>> START Input rows

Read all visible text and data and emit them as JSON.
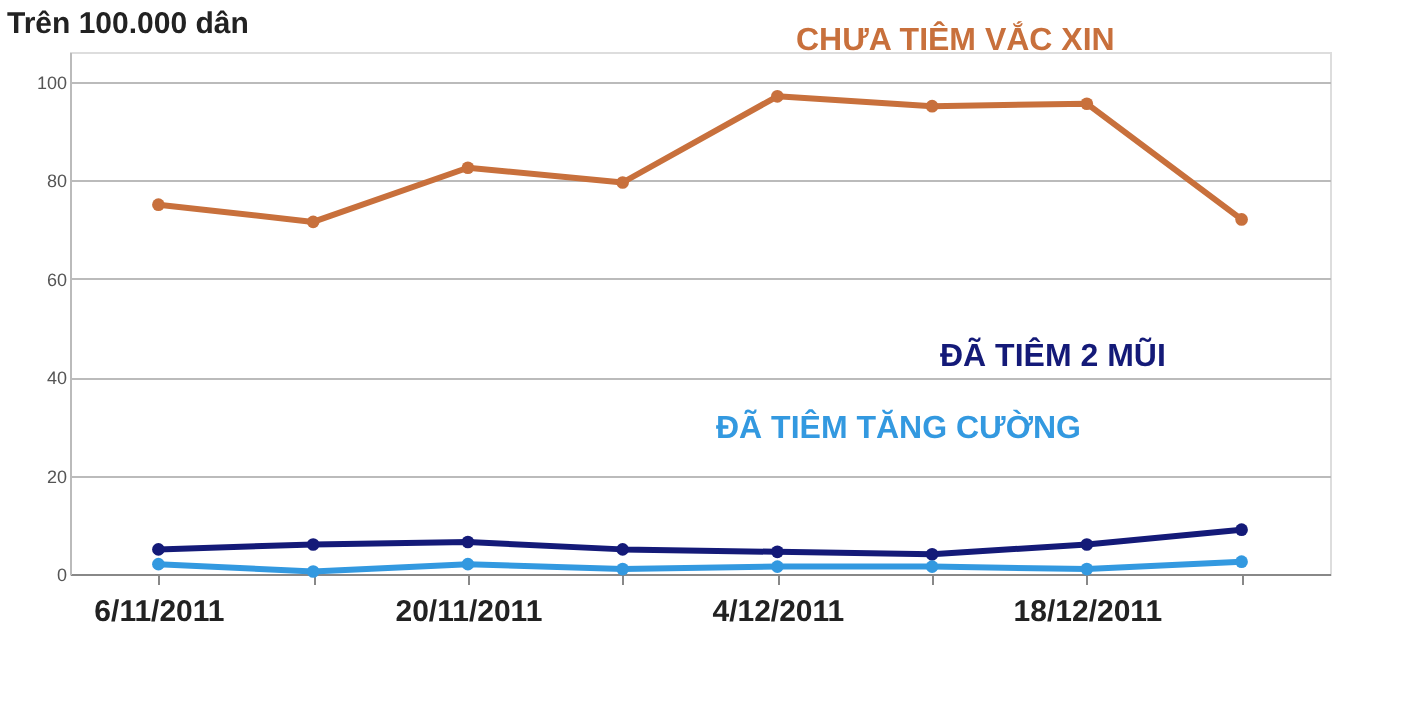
{
  "chart_data": {
    "type": "line",
    "ylabel": "Trên 100.000 dân",
    "x": [
      "2011-11-06",
      "2011-11-13",
      "2011-11-20",
      "2011-11-27",
      "2011-12-04",
      "2011-12-11",
      "2011-12-18",
      "2011-12-25"
    ],
    "series": [
      {
        "name": "CHƯA TIÊM VẮC XIN",
        "color": "#c8703c",
        "values": [
          75,
          71.5,
          82.5,
          79.5,
          97,
          95,
          95.5,
          72
        ]
      },
      {
        "name": "ĐÃ TIÊM 2 MŨI",
        "color": "#141a78",
        "values": [
          5,
          6,
          6.5,
          5,
          4.5,
          4,
          6,
          9
        ]
      },
      {
        "name": "ĐÃ TIÊM TĂNG CƯỜNG",
        "color": "#3399e0",
        "values": [
          2,
          0.5,
          2,
          1,
          1.5,
          1.5,
          1,
          2.5
        ]
      }
    ],
    "xlim": [
      "2011-11-02",
      "2011-12-29"
    ],
    "xticks": [
      {
        "value": "2011-11-06",
        "label": "6/11/2011"
      },
      {
        "value": "2011-11-13",
        "label": null
      },
      {
        "value": "2011-11-20",
        "label": "20/11/2011"
      },
      {
        "value": "2011-11-27",
        "label": null
      },
      {
        "value": "2011-12-04",
        "label": "4/12/2011"
      },
      {
        "value": "2011-12-11",
        "label": null
      },
      {
        "value": "2011-12-18",
        "label": "18/12/2011"
      },
      {
        "value": "2011-12-25",
        "label": null
      }
    ],
    "ylim": [
      0,
      106
    ],
    "yticks": [
      0,
      20,
      40,
      60,
      80,
      100
    ],
    "grid": "y",
    "legend": false,
    "marker": "circle",
    "line_style": "solid"
  }
}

>> END Input rows

§ **Task goal**
Pull every line holding "color" out of the records.

§ **Full answer**
        "color": "#c8703c",
        "color": "#141a78",
        "color": "#3399e0",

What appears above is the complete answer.